──────── Dataset entries
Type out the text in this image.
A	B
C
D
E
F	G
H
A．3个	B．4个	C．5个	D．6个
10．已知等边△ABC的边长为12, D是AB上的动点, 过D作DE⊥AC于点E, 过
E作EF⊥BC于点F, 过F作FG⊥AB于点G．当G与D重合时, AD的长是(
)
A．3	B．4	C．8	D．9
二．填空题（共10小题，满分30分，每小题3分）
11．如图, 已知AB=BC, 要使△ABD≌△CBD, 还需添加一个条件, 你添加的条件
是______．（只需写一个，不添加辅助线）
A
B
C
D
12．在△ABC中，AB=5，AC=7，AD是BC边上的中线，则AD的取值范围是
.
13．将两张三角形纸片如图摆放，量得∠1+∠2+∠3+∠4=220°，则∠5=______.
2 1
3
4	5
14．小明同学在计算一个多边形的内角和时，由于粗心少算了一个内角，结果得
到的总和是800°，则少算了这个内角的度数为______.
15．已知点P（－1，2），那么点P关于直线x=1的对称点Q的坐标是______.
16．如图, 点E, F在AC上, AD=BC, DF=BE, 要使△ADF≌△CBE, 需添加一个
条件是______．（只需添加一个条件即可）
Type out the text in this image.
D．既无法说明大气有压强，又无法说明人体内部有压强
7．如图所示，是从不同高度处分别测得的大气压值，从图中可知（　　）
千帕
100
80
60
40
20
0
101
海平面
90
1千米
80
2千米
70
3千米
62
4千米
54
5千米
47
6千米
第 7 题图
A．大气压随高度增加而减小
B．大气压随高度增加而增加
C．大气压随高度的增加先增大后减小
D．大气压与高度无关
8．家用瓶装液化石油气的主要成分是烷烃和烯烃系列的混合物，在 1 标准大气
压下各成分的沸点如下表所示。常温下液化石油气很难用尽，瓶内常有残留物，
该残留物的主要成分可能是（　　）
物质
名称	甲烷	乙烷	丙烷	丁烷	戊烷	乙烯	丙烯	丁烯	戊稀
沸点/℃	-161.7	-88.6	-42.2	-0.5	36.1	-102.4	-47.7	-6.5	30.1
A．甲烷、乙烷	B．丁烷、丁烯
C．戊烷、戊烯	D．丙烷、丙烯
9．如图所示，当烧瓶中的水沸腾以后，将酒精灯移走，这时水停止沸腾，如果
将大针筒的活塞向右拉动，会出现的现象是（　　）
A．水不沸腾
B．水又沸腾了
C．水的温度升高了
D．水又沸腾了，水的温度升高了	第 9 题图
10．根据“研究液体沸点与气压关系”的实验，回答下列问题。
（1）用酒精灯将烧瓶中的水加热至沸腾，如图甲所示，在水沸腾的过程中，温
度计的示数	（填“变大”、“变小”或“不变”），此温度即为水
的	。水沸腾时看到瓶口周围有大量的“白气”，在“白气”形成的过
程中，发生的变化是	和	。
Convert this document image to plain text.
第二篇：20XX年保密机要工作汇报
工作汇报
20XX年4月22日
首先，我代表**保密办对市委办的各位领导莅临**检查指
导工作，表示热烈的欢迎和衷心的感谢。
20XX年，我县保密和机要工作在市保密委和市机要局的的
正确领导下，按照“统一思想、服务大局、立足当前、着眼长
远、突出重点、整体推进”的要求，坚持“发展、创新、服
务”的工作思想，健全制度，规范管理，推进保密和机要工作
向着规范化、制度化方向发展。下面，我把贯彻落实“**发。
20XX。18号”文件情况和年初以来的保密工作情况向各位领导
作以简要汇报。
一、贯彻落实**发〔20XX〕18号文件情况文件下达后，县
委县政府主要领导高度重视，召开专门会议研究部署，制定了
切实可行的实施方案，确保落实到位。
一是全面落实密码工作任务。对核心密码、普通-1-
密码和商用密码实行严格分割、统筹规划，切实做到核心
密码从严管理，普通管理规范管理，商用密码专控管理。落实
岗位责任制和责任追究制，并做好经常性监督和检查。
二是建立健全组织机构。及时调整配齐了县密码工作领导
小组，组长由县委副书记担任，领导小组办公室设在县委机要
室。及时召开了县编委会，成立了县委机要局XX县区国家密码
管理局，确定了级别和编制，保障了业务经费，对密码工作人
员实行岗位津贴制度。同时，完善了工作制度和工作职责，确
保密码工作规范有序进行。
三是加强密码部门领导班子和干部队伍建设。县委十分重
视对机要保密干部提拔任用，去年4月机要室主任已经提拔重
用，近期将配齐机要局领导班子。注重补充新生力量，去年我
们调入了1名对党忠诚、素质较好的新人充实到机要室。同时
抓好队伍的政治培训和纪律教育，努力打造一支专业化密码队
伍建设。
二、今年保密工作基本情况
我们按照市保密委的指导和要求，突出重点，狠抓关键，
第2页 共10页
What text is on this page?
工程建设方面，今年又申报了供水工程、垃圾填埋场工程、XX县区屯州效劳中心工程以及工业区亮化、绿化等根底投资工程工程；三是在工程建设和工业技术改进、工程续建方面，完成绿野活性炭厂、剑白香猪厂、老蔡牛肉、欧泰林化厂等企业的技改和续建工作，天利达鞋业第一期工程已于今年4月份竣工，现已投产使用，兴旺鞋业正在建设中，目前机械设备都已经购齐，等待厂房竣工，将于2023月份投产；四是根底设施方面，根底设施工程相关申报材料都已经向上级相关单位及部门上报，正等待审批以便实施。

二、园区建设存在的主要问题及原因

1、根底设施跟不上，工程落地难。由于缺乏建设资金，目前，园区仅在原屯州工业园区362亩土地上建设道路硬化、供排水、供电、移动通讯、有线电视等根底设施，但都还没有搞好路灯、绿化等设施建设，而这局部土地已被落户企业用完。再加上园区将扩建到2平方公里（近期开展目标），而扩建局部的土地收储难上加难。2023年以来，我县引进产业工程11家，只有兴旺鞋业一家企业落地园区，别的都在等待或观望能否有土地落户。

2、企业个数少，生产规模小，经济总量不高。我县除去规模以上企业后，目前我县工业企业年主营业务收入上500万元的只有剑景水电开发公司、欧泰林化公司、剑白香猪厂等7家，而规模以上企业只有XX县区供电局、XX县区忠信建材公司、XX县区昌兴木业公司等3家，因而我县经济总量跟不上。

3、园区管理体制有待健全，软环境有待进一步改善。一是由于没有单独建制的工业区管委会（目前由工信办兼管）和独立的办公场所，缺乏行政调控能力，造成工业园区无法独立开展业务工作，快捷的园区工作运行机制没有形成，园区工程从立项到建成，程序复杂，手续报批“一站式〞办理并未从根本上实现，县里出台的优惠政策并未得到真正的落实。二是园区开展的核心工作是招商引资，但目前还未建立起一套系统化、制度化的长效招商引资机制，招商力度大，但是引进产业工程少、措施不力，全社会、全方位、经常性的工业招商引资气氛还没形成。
────────────────
» **Exercise requirements**
Go back to the listing above and please repeat it exactly.

» **Output for this task**
Type out the text in this image.
A	B
C
D
E
F	G
H
A．3个	B．4个	C．5个	D．6个
10．已知等边△ABC的边长为12, D是AB上的动点, 过D作DE⊥AC于点E, 过
E作EF⊥BC于点F, 过F作FG⊥AB于点G．当G与D重合时, AD的长是(
)
A．3	B．4	C．8	D．9
二．填空题（共10小题，满分30分，每小题3分）
11．如图, 已知AB=BC, 要使△ABD≌△CBD, 还需添加一个条件, 你添加的条件
是______．（只需写一个，不添加辅助线）
A
B
C
D
12．在△ABC中，AB=5，AC=7，AD是BC边上的中线，则AD的取值范围是
.
13．将两张三角形纸片如图摆放，量得∠1+∠2+∠3+∠4=220°，则∠5=______.
2 1
3
4	5
14．小明同学在计算一个多边形的内角和时，由于粗心少算了一个内角，结果得
到的总和是800°，则少算了这个内角的度数为______.
15．已知点P（－1，2），那么点P关于直线x=1的对称点Q的坐标是______.
16．如图, 点E, F在AC上, AD=BC, DF=BE, 要使△ADF≌△CBE, 需添加一个
条件是______．（只需添加一个条件即可）
Type out the text in this image.
D．既无法说明大气有压强，又无法说明人体内部有压强
7．如图所示，是从不同高度处分别测得的大气压值，从图中可知（　　）
千帕
100
80
60
40
20
0
101
海平面
90
1千米
80
2千米
70
3千米
62
4千米
54
5千米
47
6千米
第 7 题图
A．大气压随高度增加而减小
B．大气压随高度增加而增加
C．大气压随高度的增加先增大后减小
D．大气压与高度无关
8．家用瓶装液化石油气的主要成分是烷烃和烯烃系列的混合物，在 1 标准大气
压下各成分的沸点如下表所示。常温下液化石油气很难用尽，瓶内常有残留物，
该残留物的主要成分可能是（　　）
物质
名称	甲烷	乙烷	丙烷	丁烷	戊烷	乙烯	丙烯	丁烯	戊稀
沸点/℃	-161.7	-88.6	-42.2	-0.5	36.1	-102.4	-47.7	-6.5	30.1
A．甲烷、乙烷	B．丁烷、丁烯
C．戊烷、戊烯	D．丙烷、丙烯
9．如图所示，当烧瓶中的水沸腾以后，将酒精灯移走，这时水停止沸腾，如果
将大针筒的活塞向右拉动，会出现的现象是（　　）
A．水不沸腾
B．水又沸腾了
C．水的温度升高了
D．水又沸腾了，水的温度升高了	第 9 题图
10．根据“研究液体沸点与气压关系”的实验，回答下列问题。
（1）用酒精灯将烧瓶中的水加热至沸腾，如图甲所示，在水沸腾的过程中，温
度计的示数	（填“变大”、“变小”或“不变”），此温度即为水
的	。水沸腾时看到瓶口周围有大量的“白气”，在“白气”形成的过
程中，发生的变化是	和	。
Convert this document image to plain text.
第二篇：20XX年保密机要工作汇报
工作汇报
20XX年4月22日
首先，我代表**保密办对市委办的各位领导莅临**检查指
导工作，表示热烈的欢迎和衷心的感谢。
20XX年，我县保密和机要工作在市保密委和市机要局的的
正确领导下，按照“统一思想、服务大局、立足当前、着眼长
远、突出重点、整体推进”的要求，坚持“发展、创新、服
务”的工作思想，健全制度，规范管理，推进保密和机要工作
向着规范化、制度化方向发展。下面，我把贯彻落实“**发。
20XX。18号”文件情况和年初以来的保密工作情况向各位领导
作以简要汇报。
一、贯彻落实**发〔20XX〕18号文件情况文件下达后，县
委县政府主要领导高度重视，召开专门会议研究部署，制定了
切实可行的实施方案，确保落实到位。
一是全面落实密码工作任务。对核心密码、普通-1-
密码和商用密码实行严格分割、统筹规划，切实做到核心
密码从严管理，普通管理规范管理，商用密码专控管理。落实
岗位责任制和责任追究制，并做好经常性监督和检查。
二是建立健全组织机构。及时调整配齐了县密码工作领导
小组，组长由县委副书记担任，领导小组办公室设在县委机要
室。及时召开了县编委会，成立了县委机要局XX县区国家密码
管理局，确定了级别和编制，保障了业务经费，对密码工作人
员实行岗位津贴制度。同时，完善了工作制度和工作职责，确
保密码工作规范有序进行。
三是加强密码部门领导班子和干部队伍建设。县委十分重
视对机要保密干部提拔任用，去年4月机要室主任已经提拔重
用，近期将配齐机要局领导班子。注重补充新生力量，去年我
们调入了1名对党忠诚、素质较好的新人充实到机要室。同时
抓好队伍的政治培训和纪律教育，努力打造一支专业化密码队
伍建设。
二、今年保密工作基本情况
我们按照市保密委的指导和要求，突出重点，狠抓关键，
第2页 共10页
What text is on this page?
工程建设方面，今年又申报了供水工程、垃圾填埋场工程、XX县区屯州效劳中心工程以及工业区亮化、绿化等根底投资工程工程；三是在工程建设和工业技术改进、工程续建方面，完成绿野活性炭厂、剑白香猪厂、老蔡牛肉、欧泰林化厂等企业的技改和续建工作，天利达鞋业第一期工程已于今年4月份竣工，现已投产使用，兴旺鞋业正在建设中，目前机械设备都已经购齐，等待厂房竣工，将于2023月份投产；四是根底设施方面，根底设施工程相关申报材料都已经向上级相关单位及部门上报，正等待审批以便实施。

二、园区建设存在的主要问题及原因

1、根底设施跟不上，工程落地难。由于缺乏建设资金，目前，园区仅在原屯州工业园区362亩土地上建设道路硬化、供排水、供电、移动通讯、有线电视等根底设施，但都还没有搞好路灯、绿化等设施建设，而这局部土地已被落户企业用完。再加上园区将扩建到2平方公里（近期开展目标），而扩建局部的土地收储难上加难。2023年以来，我县引进产业工程11家，只有兴旺鞋业一家企业落地园区，别的都在等待或观望能否有土地落户。

2、企业个数少，生产规模小，经济总量不高。我县除去规模以上企业后，目前我县工业企业年主营业务收入上500万元的只有剑景水电开发公司、欧泰林化公司、剑白香猪厂等7家，而规模以上企业只有XX县区供电局、XX县区忠信建材公司、XX县区昌兴木业公司等3家，因而我县经济总量跟不上。

3、园区管理体制有待健全，软环境有待进一步改善。一是由于没有单独建制的工业区管委会（目前由工信办兼管）和独立的办公场所，缺乏行政调控能力，造成工业园区无法独立开展业务工作，快捷的园区工作运行机制没有形成，园区工程从立项到建成，程序复杂，手续报批“一站式〞办理并未从根本上实现，县里出台的优惠政策并未得到真正的落实。二是园区开展的核心工作是招商引资，但目前还未建立起一套系统化、制度化的长效招商引资机制，招商力度大，但是引进产业工程少、措施不力，全社会、全方位、经常性的工业招商引资气氛还没形成。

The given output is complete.